» Required work: Restate the complete material exactly.

» The records:
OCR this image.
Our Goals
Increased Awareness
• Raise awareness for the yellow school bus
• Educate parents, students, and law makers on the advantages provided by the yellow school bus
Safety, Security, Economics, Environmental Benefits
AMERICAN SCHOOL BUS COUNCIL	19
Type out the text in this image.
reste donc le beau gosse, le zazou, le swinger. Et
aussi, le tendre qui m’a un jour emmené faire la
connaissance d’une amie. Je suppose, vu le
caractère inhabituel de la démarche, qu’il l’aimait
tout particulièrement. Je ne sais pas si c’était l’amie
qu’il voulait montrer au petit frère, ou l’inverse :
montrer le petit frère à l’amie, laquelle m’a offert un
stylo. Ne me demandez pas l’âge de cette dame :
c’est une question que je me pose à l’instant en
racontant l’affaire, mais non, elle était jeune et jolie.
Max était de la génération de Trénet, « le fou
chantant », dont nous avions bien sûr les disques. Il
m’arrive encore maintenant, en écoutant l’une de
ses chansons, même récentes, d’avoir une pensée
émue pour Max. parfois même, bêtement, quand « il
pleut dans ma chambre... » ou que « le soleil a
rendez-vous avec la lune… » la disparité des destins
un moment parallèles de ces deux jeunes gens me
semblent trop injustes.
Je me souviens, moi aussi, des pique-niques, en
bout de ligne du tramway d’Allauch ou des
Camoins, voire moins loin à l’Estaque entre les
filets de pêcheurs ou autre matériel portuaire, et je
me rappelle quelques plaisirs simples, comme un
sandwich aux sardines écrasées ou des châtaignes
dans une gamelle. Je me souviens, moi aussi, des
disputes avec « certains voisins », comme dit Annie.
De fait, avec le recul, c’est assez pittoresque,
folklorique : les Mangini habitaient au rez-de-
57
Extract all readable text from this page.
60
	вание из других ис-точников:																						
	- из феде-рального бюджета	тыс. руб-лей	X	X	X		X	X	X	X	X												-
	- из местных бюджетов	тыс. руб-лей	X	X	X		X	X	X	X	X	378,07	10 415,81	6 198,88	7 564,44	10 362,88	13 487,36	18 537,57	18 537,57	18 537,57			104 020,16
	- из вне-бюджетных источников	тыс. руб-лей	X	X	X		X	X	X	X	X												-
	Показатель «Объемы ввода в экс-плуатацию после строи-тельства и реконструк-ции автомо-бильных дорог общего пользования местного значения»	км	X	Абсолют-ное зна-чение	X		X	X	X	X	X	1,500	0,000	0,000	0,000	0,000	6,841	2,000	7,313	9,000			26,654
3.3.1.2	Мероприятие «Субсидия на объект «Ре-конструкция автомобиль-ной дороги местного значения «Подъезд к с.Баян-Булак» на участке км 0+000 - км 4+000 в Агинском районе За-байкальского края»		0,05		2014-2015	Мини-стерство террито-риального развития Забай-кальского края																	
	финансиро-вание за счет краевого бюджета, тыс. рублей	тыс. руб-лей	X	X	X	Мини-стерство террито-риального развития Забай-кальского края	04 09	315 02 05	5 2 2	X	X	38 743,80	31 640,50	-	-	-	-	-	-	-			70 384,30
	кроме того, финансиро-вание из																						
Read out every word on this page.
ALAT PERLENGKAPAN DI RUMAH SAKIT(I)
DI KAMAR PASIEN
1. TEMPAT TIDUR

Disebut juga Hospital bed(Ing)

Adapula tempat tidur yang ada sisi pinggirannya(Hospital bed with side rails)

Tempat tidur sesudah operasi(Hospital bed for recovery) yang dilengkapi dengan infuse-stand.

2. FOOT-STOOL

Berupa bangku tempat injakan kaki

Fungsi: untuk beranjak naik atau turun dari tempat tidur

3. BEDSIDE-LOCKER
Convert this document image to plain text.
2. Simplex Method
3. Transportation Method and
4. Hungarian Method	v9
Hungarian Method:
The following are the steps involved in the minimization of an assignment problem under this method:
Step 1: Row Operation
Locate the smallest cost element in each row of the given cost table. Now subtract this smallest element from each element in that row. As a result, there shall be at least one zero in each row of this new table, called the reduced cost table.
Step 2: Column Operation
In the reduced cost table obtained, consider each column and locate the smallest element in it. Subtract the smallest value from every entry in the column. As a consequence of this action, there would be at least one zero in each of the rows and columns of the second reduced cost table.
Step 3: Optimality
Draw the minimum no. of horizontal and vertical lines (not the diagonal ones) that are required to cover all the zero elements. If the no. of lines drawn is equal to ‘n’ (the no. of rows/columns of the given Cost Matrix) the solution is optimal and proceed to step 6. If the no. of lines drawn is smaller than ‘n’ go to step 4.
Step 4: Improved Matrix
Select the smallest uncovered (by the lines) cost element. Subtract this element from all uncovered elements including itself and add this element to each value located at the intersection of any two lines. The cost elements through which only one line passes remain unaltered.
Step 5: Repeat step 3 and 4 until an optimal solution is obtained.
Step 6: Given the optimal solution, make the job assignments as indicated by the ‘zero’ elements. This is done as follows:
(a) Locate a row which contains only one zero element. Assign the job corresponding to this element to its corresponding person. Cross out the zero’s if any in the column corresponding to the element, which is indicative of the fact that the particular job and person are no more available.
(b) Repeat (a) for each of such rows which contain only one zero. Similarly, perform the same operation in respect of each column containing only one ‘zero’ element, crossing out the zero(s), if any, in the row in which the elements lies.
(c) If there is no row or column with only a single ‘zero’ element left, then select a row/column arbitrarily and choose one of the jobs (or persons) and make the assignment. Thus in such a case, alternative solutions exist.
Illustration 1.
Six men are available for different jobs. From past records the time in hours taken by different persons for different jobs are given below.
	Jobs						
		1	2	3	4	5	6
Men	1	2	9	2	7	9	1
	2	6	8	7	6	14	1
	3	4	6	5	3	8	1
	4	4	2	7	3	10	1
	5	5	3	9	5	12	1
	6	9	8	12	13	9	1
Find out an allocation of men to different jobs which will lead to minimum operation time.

» Result for this task:
OCR this image.
Our Goals
Increased Awareness
• Raise awareness for the yellow school bus
• Educate parents, students, and law makers on the advantages provided by the yellow school bus
Safety, Security, Economics, Environmental Benefits
AMERICAN SCHOOL BUS COUNCIL	19
Type out the text in this image.
reste donc le beau gosse, le zazou, le swinger. Et
aussi, le tendre qui m’a un jour emmené faire la
connaissance d’une amie. Je suppose, vu le
caractère inhabituel de la démarche, qu’il l’aimait
tout particulièrement. Je ne sais pas si c’était l’amie
qu’il voulait montrer au petit frère, ou l’inverse :
montrer le petit frère à l’amie, laquelle m’a offert un
stylo. Ne me demandez pas l’âge de cette dame :
c’est une question que je me pose à l’instant en
racontant l’affaire, mais non, elle était jeune et jolie.
Max était de la génération de Trénet, « le fou
chantant », dont nous avions bien sûr les disques. Il
m’arrive encore maintenant, en écoutant l’une de
ses chansons, même récentes, d’avoir une pensée
émue pour Max. parfois même, bêtement, quand « il
pleut dans ma chambre... » ou que « le soleil a
rendez-vous avec la lune… » la disparité des destins
un moment parallèles de ces deux jeunes gens me
semblent trop injustes.
Je me souviens, moi aussi, des pique-niques, en
bout de ligne du tramway d’Allauch ou des
Camoins, voire moins loin à l’Estaque entre les
filets de pêcheurs ou autre matériel portuaire, et je
me rappelle quelques plaisirs simples, comme un
sandwich aux sardines écrasées ou des châtaignes
dans une gamelle. Je me souviens, moi aussi, des
disputes avec « certains voisins », comme dit Annie.
De fait, avec le recul, c’est assez pittoresque,
folklorique : les Mangini habitaient au rez-de-
57
Extract all readable text from this page.
60
	вание из других ис-точников:																						
	- из феде-рального бюджета	тыс. руб-лей	X	X	X		X	X	X	X	X												-
	- из местных бюджетов	тыс. руб-лей	X	X	X		X	X	X	X	X	378,07	10 415,81	6 198,88	7 564,44	10 362,88	13 487,36	18 537,57	18 537,57	18 537,57			104 020,16
	- из вне-бюджетных источников	тыс. руб-лей	X	X	X		X	X	X	X	X												-
	Показатель «Объемы ввода в экс-плуатацию после строи-тельства и реконструк-ции автомо-бильных дорог общего пользования местного значения»	км	X	Абсолют-ное зна-чение	X		X	X	X	X	X	1,500	0,000	0,000	0,000	0,000	6,841	2,000	7,313	9,000			26,654
3.3.1.2	Мероприятие «Субсидия на объект «Ре-конструкция автомобиль-ной дороги местного значения «Подъезд к с.Баян-Булак» на участке км 0+000 - км 4+000 в Агинском районе За-байкальского края»		0,05		2014-2015	Мини-стерство террито-риального развития Забай-кальского края																	
	финансиро-вание за счет краевого бюджета, тыс. рублей	тыс. руб-лей	X	X	X	Мини-стерство террито-риального развития Забай-кальского края	04 09	315 02 05	5 2 2	X	X	38 743,80	31 640,50	-	-	-	-	-	-	-			70 384,30
	кроме того, финансиро-вание из																						
Read out every word on this page.
ALAT PERLENGKAPAN DI RUMAH SAKIT(I)
DI KAMAR PASIEN
1. TEMPAT TIDUR

Disebut juga Hospital bed(Ing)

Adapula tempat tidur yang ada sisi pinggirannya(Hospital bed with side rails)

Tempat tidur sesudah operasi(Hospital bed for recovery) yang dilengkapi dengan infuse-stand.

2. FOOT-STOOL

Berupa bangku tempat injakan kaki

Fungsi: untuk beranjak naik atau turun dari tempat tidur

3. BEDSIDE-LOCKER
Convert this document image to plain text.
2. Simplex Method
3. Transportation Method and
4. Hungarian Method	v9
Hungarian Method:
The following are the steps involved in the minimization of an assignment problem under this method:
Step 1: Row Operation
Locate the smallest cost element in each row of the given cost table. Now subtract this smallest element from each element in that row. As a result, there shall be at least one zero in each row of this new table, called the reduced cost table.
Step 2: Column Operation
In the reduced cost table obtained, consider each column and locate the smallest element in it. Subtract the smallest value from every entry in the column. As a consequence of this action, there would be at least one zero in each of the rows and columns of the second reduced cost table.
Step 3: Optimality
Draw the minimum no. of horizontal and vertical lines (not the diagonal ones) that are required to cover all the zero elements. If the no. of lines drawn is equal to ‘n’ (the no. of rows/columns of the given Cost Matrix) the solution is optimal and proceed to step 6. If the no. of lines drawn is smaller than ‘n’ go to step 4.
Step 4: Improved Matrix
Select the smallest uncovered (by the lines) cost element. Subtract this element from all uncovered elements including itself and add this element to each value located at the intersection of any two lines. The cost elements through which only one line passes remain unaltered.
Step 5: Repeat step 3 and 4 until an optimal solution is obtained.
Step 6: Given the optimal solution, make the job assignments as indicated by the ‘zero’ elements. This is done as follows:
(a) Locate a row which contains only one zero element. Assign the job corresponding to this element to its corresponding person. Cross out the zero’s if any in the column corresponding to the element, which is indicative of the fact that the particular job and person are no more available.
(b) Repeat (a) for each of such rows which contain only one zero. Similarly, perform the same operation in respect of each column containing only one ‘zero’ element, crossing out the zero(s), if any, in the row in which the elements lies.
(c) If there is no row or column with only a single ‘zero’ element left, then select a row/column arbitrarily and choose one of the jobs (or persons) and make the assignment. Thus in such a case, alternative solutions exist.
Illustration 1.
Six men are available for different jobs. From past records the time in hours taken by different persons for different jobs are given below.
	Jobs						
		1	2	3	4	5	6
Men	1	2	9	2	7	9	1
	2	6	8	7	6	14	1
	3	4	6	5	3	8	1
	4	4	2	7	3	10	1
	5	5	3	9	5	12	1
	6	9	8	12	13	9	1
Find out an allocation of men to different jobs which will lead to minimum operation time.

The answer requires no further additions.